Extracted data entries
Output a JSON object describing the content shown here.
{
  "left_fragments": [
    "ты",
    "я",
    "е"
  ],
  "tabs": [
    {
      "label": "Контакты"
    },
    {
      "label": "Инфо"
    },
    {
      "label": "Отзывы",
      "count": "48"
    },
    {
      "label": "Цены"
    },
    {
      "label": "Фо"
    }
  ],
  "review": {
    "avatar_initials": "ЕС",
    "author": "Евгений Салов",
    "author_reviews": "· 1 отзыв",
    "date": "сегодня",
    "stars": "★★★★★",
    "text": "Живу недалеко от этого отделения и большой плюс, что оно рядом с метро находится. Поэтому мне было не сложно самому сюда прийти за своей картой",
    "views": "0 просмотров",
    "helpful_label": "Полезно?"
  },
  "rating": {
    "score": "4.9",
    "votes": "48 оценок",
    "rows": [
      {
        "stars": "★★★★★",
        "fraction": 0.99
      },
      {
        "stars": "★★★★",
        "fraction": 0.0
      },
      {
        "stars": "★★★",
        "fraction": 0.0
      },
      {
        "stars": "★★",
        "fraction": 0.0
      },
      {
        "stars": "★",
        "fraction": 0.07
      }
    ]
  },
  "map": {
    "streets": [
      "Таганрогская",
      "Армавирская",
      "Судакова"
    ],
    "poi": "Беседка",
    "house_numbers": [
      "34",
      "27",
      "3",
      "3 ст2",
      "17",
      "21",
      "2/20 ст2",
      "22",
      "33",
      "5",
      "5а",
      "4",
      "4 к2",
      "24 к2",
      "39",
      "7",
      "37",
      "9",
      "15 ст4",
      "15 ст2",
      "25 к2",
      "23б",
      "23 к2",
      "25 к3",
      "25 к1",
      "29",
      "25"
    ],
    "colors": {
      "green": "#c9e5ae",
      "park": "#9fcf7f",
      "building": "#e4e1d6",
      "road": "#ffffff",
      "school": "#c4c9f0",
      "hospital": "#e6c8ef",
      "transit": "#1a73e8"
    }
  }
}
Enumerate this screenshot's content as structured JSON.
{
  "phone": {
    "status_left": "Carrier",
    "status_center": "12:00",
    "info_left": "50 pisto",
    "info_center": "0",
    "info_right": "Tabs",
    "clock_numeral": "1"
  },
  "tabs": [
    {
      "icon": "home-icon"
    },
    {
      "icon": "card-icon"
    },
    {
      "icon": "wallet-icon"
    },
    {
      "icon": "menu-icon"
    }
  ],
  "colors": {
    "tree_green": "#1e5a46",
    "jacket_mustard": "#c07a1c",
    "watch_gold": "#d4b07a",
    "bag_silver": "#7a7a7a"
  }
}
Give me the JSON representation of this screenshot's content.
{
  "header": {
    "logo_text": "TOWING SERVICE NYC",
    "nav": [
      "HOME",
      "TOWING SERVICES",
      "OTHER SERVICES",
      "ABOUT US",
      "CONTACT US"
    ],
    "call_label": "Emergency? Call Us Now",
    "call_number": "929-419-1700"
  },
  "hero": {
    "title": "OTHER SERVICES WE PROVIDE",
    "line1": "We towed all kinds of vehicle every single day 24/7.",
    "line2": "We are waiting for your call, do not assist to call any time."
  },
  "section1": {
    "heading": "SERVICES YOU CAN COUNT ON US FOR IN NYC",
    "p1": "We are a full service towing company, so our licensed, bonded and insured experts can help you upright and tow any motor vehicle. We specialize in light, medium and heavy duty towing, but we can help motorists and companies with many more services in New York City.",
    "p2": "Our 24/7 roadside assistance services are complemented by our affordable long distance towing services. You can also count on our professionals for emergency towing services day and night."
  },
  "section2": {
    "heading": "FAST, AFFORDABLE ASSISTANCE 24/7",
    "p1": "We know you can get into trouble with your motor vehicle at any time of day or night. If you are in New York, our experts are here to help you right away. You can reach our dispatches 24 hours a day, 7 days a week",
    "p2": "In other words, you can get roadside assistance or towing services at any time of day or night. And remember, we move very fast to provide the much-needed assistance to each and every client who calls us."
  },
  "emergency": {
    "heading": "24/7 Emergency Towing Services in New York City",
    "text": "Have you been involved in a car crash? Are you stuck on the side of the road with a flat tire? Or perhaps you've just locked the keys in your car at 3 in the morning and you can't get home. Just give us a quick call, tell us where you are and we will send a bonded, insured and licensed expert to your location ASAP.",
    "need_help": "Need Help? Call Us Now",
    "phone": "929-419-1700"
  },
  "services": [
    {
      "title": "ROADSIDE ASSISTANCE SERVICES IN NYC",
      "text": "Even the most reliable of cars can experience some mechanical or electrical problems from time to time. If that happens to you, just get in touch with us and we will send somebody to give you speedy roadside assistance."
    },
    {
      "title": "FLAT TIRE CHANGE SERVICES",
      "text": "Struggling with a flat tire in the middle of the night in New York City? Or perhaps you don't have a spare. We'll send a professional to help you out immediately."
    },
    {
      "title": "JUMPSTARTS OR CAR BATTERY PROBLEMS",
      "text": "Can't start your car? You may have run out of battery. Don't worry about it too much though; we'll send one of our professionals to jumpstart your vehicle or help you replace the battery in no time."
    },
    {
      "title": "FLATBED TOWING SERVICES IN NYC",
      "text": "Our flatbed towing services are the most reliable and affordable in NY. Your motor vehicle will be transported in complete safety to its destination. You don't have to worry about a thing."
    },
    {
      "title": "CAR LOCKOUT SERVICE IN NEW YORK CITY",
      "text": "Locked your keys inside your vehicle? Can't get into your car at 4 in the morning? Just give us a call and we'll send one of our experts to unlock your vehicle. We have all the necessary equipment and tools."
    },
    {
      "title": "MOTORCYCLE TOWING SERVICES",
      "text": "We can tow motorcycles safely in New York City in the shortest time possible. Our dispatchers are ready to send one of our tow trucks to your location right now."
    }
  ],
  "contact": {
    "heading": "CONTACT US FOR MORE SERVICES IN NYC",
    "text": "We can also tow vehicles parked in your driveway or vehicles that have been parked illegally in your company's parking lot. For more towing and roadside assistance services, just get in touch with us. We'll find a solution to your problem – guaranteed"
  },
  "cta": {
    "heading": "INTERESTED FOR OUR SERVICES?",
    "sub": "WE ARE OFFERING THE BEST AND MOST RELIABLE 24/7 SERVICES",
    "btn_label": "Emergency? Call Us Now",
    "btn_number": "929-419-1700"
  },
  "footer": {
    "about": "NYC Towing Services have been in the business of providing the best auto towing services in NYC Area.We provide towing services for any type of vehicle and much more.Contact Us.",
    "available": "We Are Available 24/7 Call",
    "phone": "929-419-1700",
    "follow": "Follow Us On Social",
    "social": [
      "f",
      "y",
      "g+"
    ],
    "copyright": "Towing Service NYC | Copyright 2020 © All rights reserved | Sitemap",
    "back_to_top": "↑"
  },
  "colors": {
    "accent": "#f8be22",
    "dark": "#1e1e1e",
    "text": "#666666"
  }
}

- **WHAT IS NEEDED**
How many of the lines above contain the string "into"? Give the number only.

- **TASK RESULT**
2